Provided information start
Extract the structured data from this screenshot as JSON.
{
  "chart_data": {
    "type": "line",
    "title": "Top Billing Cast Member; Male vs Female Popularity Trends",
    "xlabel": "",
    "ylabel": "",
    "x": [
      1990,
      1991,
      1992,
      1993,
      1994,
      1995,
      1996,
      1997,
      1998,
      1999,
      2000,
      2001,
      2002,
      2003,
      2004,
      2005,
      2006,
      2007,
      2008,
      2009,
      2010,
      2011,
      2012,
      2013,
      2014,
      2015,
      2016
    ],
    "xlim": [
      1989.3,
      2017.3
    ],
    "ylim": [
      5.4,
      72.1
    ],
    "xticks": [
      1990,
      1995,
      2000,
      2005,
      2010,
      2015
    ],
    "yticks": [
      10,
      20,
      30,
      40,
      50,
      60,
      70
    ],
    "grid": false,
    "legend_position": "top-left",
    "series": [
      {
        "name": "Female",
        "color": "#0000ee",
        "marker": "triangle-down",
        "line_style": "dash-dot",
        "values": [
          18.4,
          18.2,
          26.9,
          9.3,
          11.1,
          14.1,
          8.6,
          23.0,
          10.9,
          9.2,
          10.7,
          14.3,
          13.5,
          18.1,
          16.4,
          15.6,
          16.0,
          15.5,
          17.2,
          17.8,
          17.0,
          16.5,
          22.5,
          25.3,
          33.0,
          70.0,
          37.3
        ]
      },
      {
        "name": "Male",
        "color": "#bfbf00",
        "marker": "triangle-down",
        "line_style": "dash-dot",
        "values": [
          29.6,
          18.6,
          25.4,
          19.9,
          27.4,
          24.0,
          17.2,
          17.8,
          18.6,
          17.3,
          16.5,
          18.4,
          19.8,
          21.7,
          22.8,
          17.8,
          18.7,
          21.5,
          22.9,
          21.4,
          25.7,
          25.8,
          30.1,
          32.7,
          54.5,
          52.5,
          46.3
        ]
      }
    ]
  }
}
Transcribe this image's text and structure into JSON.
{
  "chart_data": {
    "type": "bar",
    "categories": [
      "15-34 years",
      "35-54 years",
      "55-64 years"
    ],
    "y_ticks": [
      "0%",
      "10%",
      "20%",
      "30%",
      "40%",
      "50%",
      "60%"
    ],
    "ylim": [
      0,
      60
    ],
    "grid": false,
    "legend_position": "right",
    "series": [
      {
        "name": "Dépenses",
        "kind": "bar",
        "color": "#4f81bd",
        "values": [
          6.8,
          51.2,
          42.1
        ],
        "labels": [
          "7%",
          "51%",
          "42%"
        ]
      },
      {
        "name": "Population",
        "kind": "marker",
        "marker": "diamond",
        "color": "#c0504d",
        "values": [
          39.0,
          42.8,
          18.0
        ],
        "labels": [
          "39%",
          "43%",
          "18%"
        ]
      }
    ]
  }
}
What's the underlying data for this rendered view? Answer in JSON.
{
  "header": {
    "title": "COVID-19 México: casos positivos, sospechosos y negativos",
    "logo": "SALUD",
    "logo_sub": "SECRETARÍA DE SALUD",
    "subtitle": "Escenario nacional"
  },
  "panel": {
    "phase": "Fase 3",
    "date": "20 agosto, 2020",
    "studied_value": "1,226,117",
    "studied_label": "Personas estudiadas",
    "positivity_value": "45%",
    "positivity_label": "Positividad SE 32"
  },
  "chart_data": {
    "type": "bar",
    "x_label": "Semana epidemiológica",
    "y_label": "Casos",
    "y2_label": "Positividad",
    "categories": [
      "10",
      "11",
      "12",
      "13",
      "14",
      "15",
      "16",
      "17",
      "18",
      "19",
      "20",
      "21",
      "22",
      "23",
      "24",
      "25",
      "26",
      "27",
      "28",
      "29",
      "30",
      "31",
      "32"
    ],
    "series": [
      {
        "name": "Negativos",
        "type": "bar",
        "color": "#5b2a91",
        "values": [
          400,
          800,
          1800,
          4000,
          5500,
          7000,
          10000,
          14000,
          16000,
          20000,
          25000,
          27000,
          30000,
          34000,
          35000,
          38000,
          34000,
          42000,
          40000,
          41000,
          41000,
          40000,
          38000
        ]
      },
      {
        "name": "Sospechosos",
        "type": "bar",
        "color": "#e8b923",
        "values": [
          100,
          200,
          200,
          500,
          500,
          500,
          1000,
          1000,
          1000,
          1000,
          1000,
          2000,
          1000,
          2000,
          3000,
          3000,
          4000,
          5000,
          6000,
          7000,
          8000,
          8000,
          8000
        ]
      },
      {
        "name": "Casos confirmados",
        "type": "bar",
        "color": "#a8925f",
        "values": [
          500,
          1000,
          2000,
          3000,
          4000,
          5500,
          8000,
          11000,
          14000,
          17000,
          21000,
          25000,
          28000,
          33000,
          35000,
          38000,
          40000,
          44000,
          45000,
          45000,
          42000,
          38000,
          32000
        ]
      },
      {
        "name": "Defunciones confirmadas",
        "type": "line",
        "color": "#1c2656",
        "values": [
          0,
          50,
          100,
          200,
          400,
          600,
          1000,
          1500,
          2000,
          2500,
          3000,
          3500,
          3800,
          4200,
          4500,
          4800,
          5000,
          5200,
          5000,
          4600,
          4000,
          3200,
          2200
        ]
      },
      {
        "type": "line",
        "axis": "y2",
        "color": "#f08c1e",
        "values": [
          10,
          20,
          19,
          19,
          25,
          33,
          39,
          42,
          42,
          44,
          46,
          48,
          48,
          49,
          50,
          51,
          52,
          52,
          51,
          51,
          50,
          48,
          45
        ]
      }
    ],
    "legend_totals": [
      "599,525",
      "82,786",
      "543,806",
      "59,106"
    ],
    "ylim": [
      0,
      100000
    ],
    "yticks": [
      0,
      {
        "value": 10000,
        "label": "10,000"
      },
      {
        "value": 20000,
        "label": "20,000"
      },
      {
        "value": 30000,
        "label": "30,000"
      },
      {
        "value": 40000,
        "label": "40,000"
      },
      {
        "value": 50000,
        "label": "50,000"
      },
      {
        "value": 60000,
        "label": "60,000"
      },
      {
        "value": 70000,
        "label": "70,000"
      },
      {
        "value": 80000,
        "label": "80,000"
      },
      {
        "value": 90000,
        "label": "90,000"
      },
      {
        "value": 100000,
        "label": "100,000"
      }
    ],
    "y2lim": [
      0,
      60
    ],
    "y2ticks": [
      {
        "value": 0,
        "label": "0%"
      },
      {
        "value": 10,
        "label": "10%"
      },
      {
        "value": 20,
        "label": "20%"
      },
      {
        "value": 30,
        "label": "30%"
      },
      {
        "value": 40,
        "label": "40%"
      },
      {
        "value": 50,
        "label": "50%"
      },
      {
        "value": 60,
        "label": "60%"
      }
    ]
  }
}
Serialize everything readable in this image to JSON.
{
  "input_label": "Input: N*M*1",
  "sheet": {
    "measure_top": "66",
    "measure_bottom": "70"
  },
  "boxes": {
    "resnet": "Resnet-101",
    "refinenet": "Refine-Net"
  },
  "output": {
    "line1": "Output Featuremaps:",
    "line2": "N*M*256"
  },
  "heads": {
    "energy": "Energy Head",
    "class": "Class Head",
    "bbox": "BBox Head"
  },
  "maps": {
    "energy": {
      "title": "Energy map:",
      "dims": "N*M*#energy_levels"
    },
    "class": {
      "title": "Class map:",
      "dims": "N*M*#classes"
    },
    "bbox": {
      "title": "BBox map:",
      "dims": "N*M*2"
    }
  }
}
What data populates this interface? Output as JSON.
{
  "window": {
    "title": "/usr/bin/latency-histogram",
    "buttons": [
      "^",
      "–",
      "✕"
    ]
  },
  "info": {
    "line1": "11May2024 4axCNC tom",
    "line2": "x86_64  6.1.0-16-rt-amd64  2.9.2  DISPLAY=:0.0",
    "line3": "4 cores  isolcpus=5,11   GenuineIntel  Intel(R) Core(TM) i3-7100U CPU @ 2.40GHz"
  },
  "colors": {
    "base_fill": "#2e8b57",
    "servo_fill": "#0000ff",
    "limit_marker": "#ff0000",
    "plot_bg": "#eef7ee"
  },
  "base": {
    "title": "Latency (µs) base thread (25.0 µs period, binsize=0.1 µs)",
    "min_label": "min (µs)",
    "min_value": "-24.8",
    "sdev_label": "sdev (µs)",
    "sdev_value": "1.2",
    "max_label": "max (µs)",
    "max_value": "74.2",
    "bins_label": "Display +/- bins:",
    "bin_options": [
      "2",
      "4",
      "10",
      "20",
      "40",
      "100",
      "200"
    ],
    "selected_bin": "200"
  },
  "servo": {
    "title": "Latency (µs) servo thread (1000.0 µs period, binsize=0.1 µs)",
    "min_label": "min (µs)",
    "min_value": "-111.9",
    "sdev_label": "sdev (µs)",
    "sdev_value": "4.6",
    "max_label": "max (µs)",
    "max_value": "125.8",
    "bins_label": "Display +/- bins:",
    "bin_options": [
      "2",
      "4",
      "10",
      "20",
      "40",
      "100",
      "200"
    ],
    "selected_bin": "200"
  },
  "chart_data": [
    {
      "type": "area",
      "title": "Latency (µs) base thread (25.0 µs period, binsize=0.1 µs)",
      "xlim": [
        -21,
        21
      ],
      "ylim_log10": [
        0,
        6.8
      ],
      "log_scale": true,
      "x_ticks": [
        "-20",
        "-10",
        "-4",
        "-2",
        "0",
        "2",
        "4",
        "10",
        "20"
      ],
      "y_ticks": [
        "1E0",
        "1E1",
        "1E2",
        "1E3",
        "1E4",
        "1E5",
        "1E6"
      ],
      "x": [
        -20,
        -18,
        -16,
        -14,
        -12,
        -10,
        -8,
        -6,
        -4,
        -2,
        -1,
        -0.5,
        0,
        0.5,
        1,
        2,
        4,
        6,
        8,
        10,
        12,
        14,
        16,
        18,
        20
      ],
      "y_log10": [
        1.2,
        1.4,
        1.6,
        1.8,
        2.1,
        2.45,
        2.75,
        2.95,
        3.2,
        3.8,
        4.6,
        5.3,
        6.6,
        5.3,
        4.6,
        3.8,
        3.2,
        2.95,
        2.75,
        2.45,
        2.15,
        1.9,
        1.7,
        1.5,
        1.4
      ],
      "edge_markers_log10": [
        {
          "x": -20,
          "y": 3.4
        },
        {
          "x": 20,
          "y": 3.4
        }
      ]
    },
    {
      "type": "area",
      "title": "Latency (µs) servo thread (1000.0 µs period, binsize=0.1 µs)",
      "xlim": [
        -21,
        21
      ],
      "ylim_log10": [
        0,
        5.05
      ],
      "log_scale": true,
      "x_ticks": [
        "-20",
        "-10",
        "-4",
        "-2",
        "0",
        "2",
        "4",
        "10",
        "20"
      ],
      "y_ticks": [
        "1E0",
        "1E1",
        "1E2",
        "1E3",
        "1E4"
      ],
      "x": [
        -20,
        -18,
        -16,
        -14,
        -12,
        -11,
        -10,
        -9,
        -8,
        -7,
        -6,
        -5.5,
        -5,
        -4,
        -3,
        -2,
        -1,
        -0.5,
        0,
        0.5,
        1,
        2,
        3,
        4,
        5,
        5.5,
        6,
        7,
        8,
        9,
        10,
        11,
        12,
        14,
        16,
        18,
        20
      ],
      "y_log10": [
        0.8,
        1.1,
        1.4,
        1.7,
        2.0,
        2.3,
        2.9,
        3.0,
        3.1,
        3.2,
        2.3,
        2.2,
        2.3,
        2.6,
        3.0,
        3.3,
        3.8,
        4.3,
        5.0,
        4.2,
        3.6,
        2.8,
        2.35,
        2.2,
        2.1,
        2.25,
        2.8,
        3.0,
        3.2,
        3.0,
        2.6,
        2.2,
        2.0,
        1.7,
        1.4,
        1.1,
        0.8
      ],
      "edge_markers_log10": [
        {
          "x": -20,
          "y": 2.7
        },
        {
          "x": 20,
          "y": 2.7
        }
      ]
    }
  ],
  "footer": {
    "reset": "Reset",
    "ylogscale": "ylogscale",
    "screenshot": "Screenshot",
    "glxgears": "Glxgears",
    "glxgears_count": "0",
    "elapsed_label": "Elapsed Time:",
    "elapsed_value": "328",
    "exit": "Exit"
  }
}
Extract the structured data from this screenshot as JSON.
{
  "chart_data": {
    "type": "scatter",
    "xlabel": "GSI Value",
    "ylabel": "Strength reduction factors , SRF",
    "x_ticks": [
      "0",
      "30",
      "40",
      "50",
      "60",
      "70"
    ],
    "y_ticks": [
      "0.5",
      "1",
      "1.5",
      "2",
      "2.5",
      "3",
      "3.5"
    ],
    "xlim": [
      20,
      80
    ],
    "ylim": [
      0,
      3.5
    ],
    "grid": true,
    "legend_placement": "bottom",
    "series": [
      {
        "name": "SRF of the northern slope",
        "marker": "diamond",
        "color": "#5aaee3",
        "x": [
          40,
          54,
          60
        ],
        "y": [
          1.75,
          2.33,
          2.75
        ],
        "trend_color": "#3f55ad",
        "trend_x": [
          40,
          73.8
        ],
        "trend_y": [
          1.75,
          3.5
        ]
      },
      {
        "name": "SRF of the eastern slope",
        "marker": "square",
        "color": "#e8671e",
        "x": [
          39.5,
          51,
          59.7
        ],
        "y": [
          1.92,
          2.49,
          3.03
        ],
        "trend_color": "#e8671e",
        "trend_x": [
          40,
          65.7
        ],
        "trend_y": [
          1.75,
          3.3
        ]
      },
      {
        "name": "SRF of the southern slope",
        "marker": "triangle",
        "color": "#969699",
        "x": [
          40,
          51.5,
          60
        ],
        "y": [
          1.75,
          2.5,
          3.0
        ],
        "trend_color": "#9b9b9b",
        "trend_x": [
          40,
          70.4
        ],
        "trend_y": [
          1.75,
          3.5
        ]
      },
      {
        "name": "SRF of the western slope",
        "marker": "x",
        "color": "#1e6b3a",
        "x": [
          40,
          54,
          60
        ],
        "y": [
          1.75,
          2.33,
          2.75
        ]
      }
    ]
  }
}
Provided information end
Within the data above, pick out all lines holding the word "What".

What's the underlying data for this rendered view? Answer in JSON.
What data populates this interface? Output as JSON.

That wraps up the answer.